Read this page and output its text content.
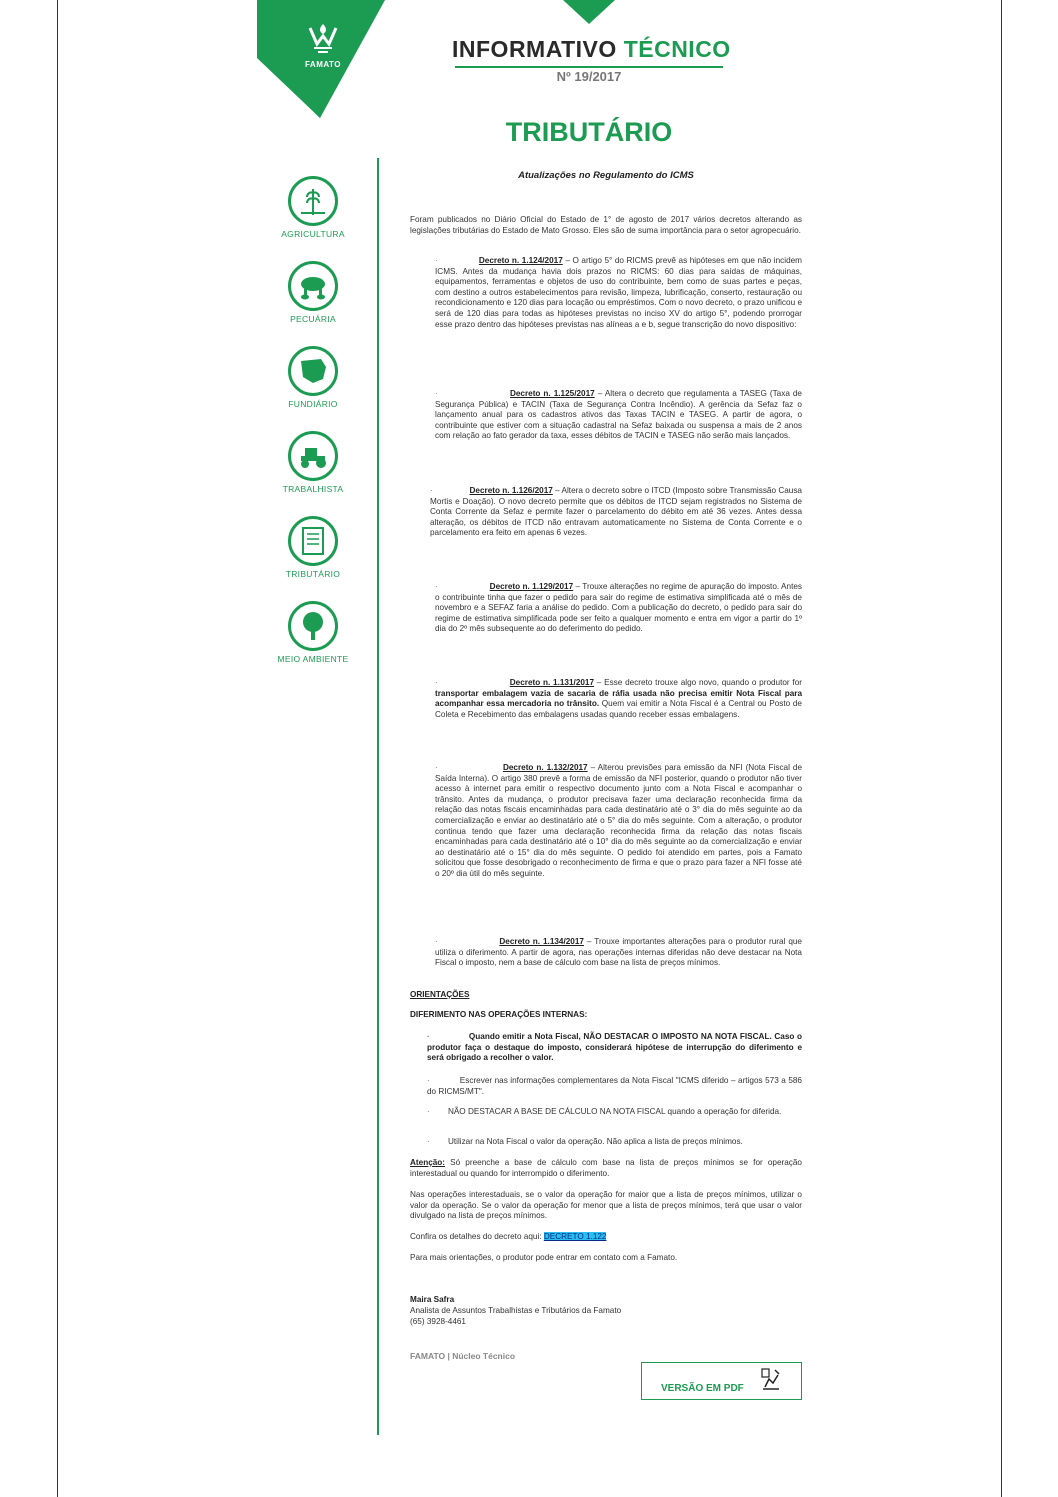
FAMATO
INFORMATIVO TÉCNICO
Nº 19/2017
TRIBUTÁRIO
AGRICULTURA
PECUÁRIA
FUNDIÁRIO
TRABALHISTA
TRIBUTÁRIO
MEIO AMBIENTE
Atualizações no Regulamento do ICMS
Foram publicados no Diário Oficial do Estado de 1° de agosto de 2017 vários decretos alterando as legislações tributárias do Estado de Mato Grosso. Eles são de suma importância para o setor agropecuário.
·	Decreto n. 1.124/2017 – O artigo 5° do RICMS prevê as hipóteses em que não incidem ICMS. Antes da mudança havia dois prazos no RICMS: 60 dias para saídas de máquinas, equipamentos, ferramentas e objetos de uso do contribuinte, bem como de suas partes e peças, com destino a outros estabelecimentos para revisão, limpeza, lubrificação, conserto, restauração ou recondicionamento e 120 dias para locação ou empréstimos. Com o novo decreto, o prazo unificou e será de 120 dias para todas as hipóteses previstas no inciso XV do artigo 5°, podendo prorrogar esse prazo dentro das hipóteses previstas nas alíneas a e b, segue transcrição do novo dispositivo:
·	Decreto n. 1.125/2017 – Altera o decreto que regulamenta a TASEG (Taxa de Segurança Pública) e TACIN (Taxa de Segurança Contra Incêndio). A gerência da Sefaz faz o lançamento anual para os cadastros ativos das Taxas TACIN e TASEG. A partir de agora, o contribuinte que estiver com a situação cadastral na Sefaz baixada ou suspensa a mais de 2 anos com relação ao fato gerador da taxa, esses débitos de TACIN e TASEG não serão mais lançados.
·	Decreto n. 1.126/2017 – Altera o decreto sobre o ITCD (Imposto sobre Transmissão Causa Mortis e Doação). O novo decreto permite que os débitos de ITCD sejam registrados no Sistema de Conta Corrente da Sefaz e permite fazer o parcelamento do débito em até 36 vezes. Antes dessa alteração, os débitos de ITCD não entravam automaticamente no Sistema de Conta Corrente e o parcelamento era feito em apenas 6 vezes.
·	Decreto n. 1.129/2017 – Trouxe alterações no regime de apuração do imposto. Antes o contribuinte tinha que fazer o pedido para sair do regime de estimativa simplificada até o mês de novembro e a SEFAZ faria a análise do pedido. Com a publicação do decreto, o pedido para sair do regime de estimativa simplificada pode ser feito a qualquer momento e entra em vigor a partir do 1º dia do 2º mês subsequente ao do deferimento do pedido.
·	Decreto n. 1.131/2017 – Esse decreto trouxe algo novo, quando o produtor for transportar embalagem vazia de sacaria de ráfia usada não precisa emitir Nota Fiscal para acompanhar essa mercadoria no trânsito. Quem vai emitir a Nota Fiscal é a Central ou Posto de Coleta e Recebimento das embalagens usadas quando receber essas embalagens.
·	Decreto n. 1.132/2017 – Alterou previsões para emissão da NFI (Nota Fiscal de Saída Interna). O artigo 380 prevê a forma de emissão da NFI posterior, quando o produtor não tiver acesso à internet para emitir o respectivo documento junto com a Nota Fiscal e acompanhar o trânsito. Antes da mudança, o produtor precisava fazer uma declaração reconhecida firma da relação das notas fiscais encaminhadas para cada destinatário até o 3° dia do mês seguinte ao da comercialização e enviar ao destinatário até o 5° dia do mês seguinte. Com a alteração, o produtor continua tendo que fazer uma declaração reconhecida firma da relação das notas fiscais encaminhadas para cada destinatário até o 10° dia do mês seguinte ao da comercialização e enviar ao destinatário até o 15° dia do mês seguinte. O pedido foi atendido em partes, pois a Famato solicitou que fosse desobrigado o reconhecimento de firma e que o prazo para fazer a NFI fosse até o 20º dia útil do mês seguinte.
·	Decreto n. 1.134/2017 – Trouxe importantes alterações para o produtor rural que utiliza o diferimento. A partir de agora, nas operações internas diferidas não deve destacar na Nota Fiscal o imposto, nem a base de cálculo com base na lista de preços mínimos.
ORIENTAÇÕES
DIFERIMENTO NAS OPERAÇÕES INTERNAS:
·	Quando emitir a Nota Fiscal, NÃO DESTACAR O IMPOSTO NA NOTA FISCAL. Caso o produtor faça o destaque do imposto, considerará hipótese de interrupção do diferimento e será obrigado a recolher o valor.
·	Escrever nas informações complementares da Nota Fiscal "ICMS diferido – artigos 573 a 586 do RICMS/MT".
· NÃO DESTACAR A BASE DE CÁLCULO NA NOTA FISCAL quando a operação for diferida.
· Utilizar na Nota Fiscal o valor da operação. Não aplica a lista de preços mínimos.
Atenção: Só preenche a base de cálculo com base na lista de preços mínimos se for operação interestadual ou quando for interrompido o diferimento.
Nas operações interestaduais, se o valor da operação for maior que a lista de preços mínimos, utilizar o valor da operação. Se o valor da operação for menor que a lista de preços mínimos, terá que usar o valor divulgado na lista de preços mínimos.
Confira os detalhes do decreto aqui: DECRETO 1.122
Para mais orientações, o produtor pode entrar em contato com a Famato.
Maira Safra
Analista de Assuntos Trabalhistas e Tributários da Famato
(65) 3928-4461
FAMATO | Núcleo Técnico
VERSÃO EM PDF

----------

[Exercise]:
Copy out all of the material exactly as written, without its pictures.

[Answer in full]:
Read this page and output its text content.
FAMATO
INFORMATIVO TÉCNICO
Nº 19/2017
TRIBUTÁRIO
AGRICULTURA
PECUÁRIA
FUNDIÁRIO
TRABALHISTA
TRIBUTÁRIO
MEIO AMBIENTE
Atualizações no Regulamento do ICMS
Foram publicados no Diário Oficial do Estado de 1° de agosto de 2017 vários decretos alterando as legislações tributárias do Estado de Mato Grosso. Eles são de suma importância para o setor agropecuário.
·	Decreto n. 1.124/2017 – O artigo 5° do RICMS prevê as hipóteses em que não incidem ICMS. Antes da mudança havia dois prazos no RICMS: 60 dias para saídas de máquinas, equipamentos, ferramentas e objetos de uso do contribuinte, bem como de suas partes e peças, com destino a outros estabelecimentos para revisão, limpeza, lubrificação, conserto, restauração ou recondicionamento e 120 dias para locação ou empréstimos. Com o novo decreto, o prazo unificou e será de 120 dias para todas as hipóteses previstas no inciso XV do artigo 5°, podendo prorrogar esse prazo dentro das hipóteses previstas nas alíneas a e b, segue transcrição do novo dispositivo:
·	Decreto n. 1.125/2017 – Altera o decreto que regulamenta a TASEG (Taxa de Segurança Pública) e TACIN (Taxa de Segurança Contra Incêndio). A gerência da Sefaz faz o lançamento anual para os cadastros ativos das Taxas TACIN e TASEG. A partir de agora, o contribuinte que estiver com a situação cadastral na Sefaz baixada ou suspensa a mais de 2 anos com relação ao fato gerador da taxa, esses débitos de TACIN e TASEG não serão mais lançados.
·	Decreto n. 1.126/2017 – Altera o decreto sobre o ITCD (Imposto sobre Transmissão Causa Mortis e Doação). O novo decreto permite que os débitos de ITCD sejam registrados no Sistema de Conta Corrente da Sefaz e permite fazer o parcelamento do débito em até 36 vezes. Antes dessa alteração, os débitos de ITCD não entravam automaticamente no Sistema de Conta Corrente e o parcelamento era feito em apenas 6 vezes.
·	Decreto n. 1.129/2017 – Trouxe alterações no regime de apuração do imposto. Antes o contribuinte tinha que fazer o pedido para sair do regime de estimativa simplificada até o mês de novembro e a SEFAZ faria a análise do pedido. Com a publicação do decreto, o pedido para sair do regime de estimativa simplificada pode ser feito a qualquer momento e entra em vigor a partir do 1º dia do 2º mês subsequente ao do deferimento do pedido.
·	Decreto n. 1.131/2017 – Esse decreto trouxe algo novo, quando o produtor for transportar embalagem vazia de sacaria de ráfia usada não precisa emitir Nota Fiscal para acompanhar essa mercadoria no trânsito. Quem vai emitir a Nota Fiscal é a Central ou Posto de Coleta e Recebimento das embalagens usadas quando receber essas embalagens.
·	Decreto n. 1.132/2017 – Alterou previsões para emissão da NFI (Nota Fiscal de Saída Interna). O artigo 380 prevê a forma de emissão da NFI posterior, quando o produtor não tiver acesso à internet para emitir o respectivo documento junto com a Nota Fiscal e acompanhar o trânsito. Antes da mudança, o produtor precisava fazer uma declaração reconhecida firma da relação das notas fiscais encaminhadas para cada destinatário até o 3° dia do mês seguinte ao da comercialização e enviar ao destinatário até o 5° dia do mês seguinte. Com a alteração, o produtor continua tendo que fazer uma declaração reconhecida firma da relação das notas fiscais encaminhadas para cada destinatário até o 10° dia do mês seguinte ao da comercialização e enviar ao destinatário até o 15° dia do mês seguinte. O pedido foi atendido em partes, pois a Famato solicitou que fosse desobrigado o reconhecimento de firma e que o prazo para fazer a NFI fosse até o 20º dia útil do mês seguinte.
·	Decreto n. 1.134/2017 – Trouxe importantes alterações para o produtor rural que utiliza o diferimento. A partir de agora, nas operações internas diferidas não deve destacar na Nota Fiscal o imposto, nem a base de cálculo com base na lista de preços mínimos.
ORIENTAÇÕES
DIFERIMENTO NAS OPERAÇÕES INTERNAS:
·	Quando emitir a Nota Fiscal, NÃO DESTACAR O IMPOSTO NA NOTA FISCAL. Caso o produtor faça o destaque do imposto, considerará hipótese de interrupção do diferimento e será obrigado a recolher o valor.
·	Escrever nas informações complementares da Nota Fiscal "ICMS diferido – artigos 573 a 586 do RICMS/MT".
· NÃO DESTACAR A BASE DE CÁLCULO NA NOTA FISCAL quando a operação for diferida.
· Utilizar na Nota Fiscal o valor da operação. Não aplica a lista de preços mínimos.
Atenção: Só preenche a base de cálculo com base na lista de preços mínimos se for operação interestadual ou quando for interrompido o diferimento.
Nas operações interestaduais, se o valor da operação for maior que a lista de preços mínimos, utilizar o valor da operação. Se o valor da operação for menor que a lista de preços mínimos, terá que usar o valor divulgado na lista de preços mínimos.
Confira os detalhes do decreto aqui: DECRETO 1.122
Para mais orientações, o produtor pode entrar em contato com a Famato.
Maira Safra
Analista de Assuntos Trabalhistas e Tributários da Famato
(65) 3928-4461
FAMATO | Núcleo Técnico
VERSÃO EM PDF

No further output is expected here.